RECORDS TO PROCESS »
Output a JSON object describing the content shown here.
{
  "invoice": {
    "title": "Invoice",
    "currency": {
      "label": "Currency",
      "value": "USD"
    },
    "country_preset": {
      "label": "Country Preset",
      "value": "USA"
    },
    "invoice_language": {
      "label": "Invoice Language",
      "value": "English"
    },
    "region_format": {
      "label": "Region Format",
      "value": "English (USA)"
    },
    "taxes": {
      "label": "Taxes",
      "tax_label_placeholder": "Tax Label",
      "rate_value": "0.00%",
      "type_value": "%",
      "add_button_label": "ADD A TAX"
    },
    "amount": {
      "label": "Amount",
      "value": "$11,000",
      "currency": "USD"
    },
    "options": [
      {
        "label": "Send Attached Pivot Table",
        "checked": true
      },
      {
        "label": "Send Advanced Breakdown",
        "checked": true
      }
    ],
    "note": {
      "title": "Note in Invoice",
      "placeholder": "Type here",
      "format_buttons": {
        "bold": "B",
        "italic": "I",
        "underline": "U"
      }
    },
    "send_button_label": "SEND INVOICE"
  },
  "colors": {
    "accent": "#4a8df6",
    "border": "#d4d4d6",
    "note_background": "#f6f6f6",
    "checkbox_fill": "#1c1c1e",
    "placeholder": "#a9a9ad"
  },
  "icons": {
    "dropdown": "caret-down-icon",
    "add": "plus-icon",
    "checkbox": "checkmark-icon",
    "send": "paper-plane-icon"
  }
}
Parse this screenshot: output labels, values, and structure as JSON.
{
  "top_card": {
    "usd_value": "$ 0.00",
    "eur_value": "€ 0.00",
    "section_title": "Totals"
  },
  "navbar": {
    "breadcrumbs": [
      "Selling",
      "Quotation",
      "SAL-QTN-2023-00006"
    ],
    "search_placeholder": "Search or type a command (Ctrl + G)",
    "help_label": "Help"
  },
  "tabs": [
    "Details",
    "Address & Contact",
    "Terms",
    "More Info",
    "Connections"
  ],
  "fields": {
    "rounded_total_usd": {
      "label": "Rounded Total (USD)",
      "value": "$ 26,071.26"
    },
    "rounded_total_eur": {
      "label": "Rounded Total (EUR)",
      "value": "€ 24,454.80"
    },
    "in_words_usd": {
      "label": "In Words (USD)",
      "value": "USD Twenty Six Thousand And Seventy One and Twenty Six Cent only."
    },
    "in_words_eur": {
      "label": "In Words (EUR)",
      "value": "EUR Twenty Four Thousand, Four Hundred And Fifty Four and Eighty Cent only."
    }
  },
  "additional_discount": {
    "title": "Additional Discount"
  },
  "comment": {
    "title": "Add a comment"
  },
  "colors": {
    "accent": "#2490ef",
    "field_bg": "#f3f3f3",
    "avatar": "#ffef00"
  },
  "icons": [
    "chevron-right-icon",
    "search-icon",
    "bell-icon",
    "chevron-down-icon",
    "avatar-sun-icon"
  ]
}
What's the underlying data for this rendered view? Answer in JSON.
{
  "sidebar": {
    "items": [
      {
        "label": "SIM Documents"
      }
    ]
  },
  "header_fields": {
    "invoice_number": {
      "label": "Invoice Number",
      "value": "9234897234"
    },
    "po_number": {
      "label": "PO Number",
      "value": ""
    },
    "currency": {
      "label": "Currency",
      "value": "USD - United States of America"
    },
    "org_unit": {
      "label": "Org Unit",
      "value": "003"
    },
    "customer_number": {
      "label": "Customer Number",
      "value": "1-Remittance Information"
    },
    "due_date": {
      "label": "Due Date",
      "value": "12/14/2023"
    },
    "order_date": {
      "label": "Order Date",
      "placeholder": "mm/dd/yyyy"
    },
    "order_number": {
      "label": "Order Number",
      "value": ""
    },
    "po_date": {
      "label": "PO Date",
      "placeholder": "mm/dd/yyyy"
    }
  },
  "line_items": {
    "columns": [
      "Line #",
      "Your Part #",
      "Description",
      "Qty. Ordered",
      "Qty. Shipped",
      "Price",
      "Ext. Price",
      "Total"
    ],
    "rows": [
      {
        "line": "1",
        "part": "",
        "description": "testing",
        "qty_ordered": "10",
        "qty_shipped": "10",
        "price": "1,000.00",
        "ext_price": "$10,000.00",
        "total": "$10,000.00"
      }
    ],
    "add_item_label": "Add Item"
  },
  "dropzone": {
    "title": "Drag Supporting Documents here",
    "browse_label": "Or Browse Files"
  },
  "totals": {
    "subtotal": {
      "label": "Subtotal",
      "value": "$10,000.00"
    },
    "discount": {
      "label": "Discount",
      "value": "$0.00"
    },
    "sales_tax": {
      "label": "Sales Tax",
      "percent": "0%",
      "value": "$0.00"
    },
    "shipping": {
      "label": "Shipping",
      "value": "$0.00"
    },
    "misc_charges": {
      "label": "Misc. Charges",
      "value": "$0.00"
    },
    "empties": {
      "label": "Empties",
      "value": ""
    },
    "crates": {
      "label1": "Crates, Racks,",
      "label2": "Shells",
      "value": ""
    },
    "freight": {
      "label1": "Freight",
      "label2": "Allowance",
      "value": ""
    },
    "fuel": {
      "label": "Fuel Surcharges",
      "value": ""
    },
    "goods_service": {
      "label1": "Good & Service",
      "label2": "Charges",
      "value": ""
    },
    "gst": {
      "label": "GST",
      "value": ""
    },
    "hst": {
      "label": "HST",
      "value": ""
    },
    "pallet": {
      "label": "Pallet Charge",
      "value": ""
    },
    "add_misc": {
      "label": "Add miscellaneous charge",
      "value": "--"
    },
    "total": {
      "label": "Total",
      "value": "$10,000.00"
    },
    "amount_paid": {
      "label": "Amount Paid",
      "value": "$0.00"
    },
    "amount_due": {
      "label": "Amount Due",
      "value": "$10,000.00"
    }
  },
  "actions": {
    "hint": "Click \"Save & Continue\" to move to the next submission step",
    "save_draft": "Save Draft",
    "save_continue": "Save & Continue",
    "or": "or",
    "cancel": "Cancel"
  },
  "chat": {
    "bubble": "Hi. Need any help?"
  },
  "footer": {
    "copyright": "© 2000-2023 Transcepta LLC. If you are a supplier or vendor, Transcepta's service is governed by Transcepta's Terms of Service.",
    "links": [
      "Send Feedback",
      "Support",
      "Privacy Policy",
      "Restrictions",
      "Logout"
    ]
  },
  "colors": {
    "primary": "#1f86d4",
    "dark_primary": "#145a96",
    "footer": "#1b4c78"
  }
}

AIM » Your task is to give the records above again, exactly.

ANSWER BELOW »
Output a JSON object describing the content shown here.
{
  "invoice": {
    "title": "Invoice",
    "currency": {
      "label": "Currency",
      "value": "USD"
    },
    "country_preset": {
      "label": "Country Preset",
      "value": "USA"
    },
    "invoice_language": {
      "label": "Invoice Language",
      "value": "English"
    },
    "region_format": {
      "label": "Region Format",
      "value": "English (USA)"
    },
    "taxes": {
      "label": "Taxes",
      "tax_label_placeholder": "Tax Label",
      "rate_value": "0.00%",
      "type_value": "%",
      "add_button_label": "ADD A TAX"
    },
    "amount": {
      "label": "Amount",
      "value": "$11,000",
      "currency": "USD"
    },
    "options": [
      {
        "label": "Send Attached Pivot Table",
        "checked": true
      },
      {
        "label": "Send Advanced Breakdown",
        "checked": true
      }
    ],
    "note": {
      "title": "Note in Invoice",
      "placeholder": "Type here",
      "format_buttons": {
        "bold": "B",
        "italic": "I",
        "underline": "U"
      }
    },
    "send_button_label": "SEND INVOICE"
  },
  "colors": {
    "accent": "#4a8df6",
    "border": "#d4d4d6",
    "note_background": "#f6f6f6",
    "checkbox_fill": "#1c1c1e",
    "placeholder": "#a9a9ad"
  },
  "icons": {
    "dropdown": "caret-down-icon",
    "add": "plus-icon",
    "checkbox": "checkmark-icon",
    "send": "paper-plane-icon"
  }
}
Parse this screenshot: output labels, values, and structure as JSON.
{
  "top_card": {
    "usd_value": "$ 0.00",
    "eur_value": "€ 0.00",
    "section_title": "Totals"
  },
  "navbar": {
    "breadcrumbs": [
      "Selling",
      "Quotation",
      "SAL-QTN-2023-00006"
    ],
    "search_placeholder": "Search or type a command (Ctrl + G)",
    "help_label": "Help"
  },
  "tabs": [
    "Details",
    "Address & Contact",
    "Terms",
    "More Info",
    "Connections"
  ],
  "fields": {
    "rounded_total_usd": {
      "label": "Rounded Total (USD)",
      "value": "$ 26,071.26"
    },
    "rounded_total_eur": {
      "label": "Rounded Total (EUR)",
      "value": "€ 24,454.80"
    },
    "in_words_usd": {
      "label": "In Words (USD)",
      "value": "USD Twenty Six Thousand And Seventy One and Twenty Six Cent only."
    },
    "in_words_eur": {
      "label": "In Words (EUR)",
      "value": "EUR Twenty Four Thousand, Four Hundred And Fifty Four and Eighty Cent only."
    }
  },
  "additional_discount": {
    "title": "Additional Discount"
  },
  "comment": {
    "title": "Add a comment"
  },
  "colors": {
    "accent": "#2490ef",
    "field_bg": "#f3f3f3",
    "avatar": "#ffef00"
  },
  "icons": [
    "chevron-right-icon",
    "search-icon",
    "bell-icon",
    "chevron-down-icon",
    "avatar-sun-icon"
  ]
}
What's the underlying data for this rendered view? Answer in JSON.
{
  "sidebar": {
    "items": [
      {
        "label": "SIM Documents"
      }
    ]
  },
  "header_fields": {
    "invoice_number": {
      "label": "Invoice Number",
      "value": "9234897234"
    },
    "po_number": {
      "label": "PO Number",
      "value": ""
    },
    "currency": {
      "label": "Currency",
      "value": "USD - United States of America"
    },
    "org_unit": {
      "label": "Org Unit",
      "value": "003"
    },
    "customer_number": {
      "label": "Customer Number",
      "value": "1-Remittance Information"
    },
    "due_date": {
      "label": "Due Date",
      "value": "12/14/2023"
    },
    "order_date": {
      "label": "Order Date",
      "placeholder": "mm/dd/yyyy"
    },
    "order_number": {
      "label": "Order Number",
      "value": ""
    },
    "po_date": {
      "label": "PO Date",
      "placeholder": "mm/dd/yyyy"
    }
  },
  "line_items": {
    "columns": [
      "Line #",
      "Your Part #",
      "Description",
      "Qty. Ordered",
      "Qty. Shipped",
      "Price",
      "Ext. Price",
      "Total"
    ],
    "rows": [
      {
        "line": "1",
        "part": "",
        "description": "testing",
        "qty_ordered": "10",
        "qty_shipped": "10",
        "price": "1,000.00",
        "ext_price": "$10,000.00",
        "total": "$10,000.00"
      }
    ],
    "add_item_label": "Add Item"
  },
  "dropzone": {
    "title": "Drag Supporting Documents here",
    "browse_label": "Or Browse Files"
  },
  "totals": {
    "subtotal": {
      "label": "Subtotal",
      "value": "$10,000.00"
    },
    "discount": {
      "label": "Discount",
      "value": "$0.00"
    },
    "sales_tax": {
      "label": "Sales Tax",
      "percent": "0%",
      "value": "$0.00"
    },
    "shipping": {
      "label": "Shipping",
      "value": "$0.00"
    },
    "misc_charges": {
      "label": "Misc. Charges",
      "value": "$0.00"
    },
    "empties": {
      "label": "Empties",
      "value": ""
    },
    "crates": {
      "label1": "Crates, Racks,",
      "label2": "Shells",
      "value": ""
    },
    "freight": {
      "label1": "Freight",
      "label2": "Allowance",
      "value": ""
    },
    "fuel": {
      "label": "Fuel Surcharges",
      "value": ""
    },
    "goods_service": {
      "label1": "Good & Service",
      "label2": "Charges",
      "value": ""
    },
    "gst": {
      "label": "GST",
      "value": ""
    },
    "hst": {
      "label": "HST",
      "value": ""
    },
    "pallet": {
      "label": "Pallet Charge",
      "value": ""
    },
    "add_misc": {
      "label": "Add miscellaneous charge",
      "value": "--"
    },
    "total": {
      "label": "Total",
      "value": "$10,000.00"
    },
    "amount_paid": {
      "label": "Amount Paid",
      "value": "$0.00"
    },
    "amount_due": {
      "label": "Amount Due",
      "value": "$10,000.00"
    }
  },
  "actions": {
    "hint": "Click \"Save & Continue\" to move to the next submission step",
    "save_draft": "Save Draft",
    "save_continue": "Save & Continue",
    "or": "or",
    "cancel": "Cancel"
  },
  "chat": {
    "bubble": "Hi. Need any help?"
  },
  "footer": {
    "copyright": "© 2000-2023 Transcepta LLC. If you are a supplier or vendor, Transcepta's service is governed by Transcepta's Terms of Service.",
    "links": [
      "Send Feedback",
      "Support",
      "Privacy Policy",
      "Restrictions",
      "Logout"
    ]
  },
  "colors": {
    "primary": "#1f86d4",
    "dark_primary": "#145a96",
    "footer": "#1b4c78"
  }
}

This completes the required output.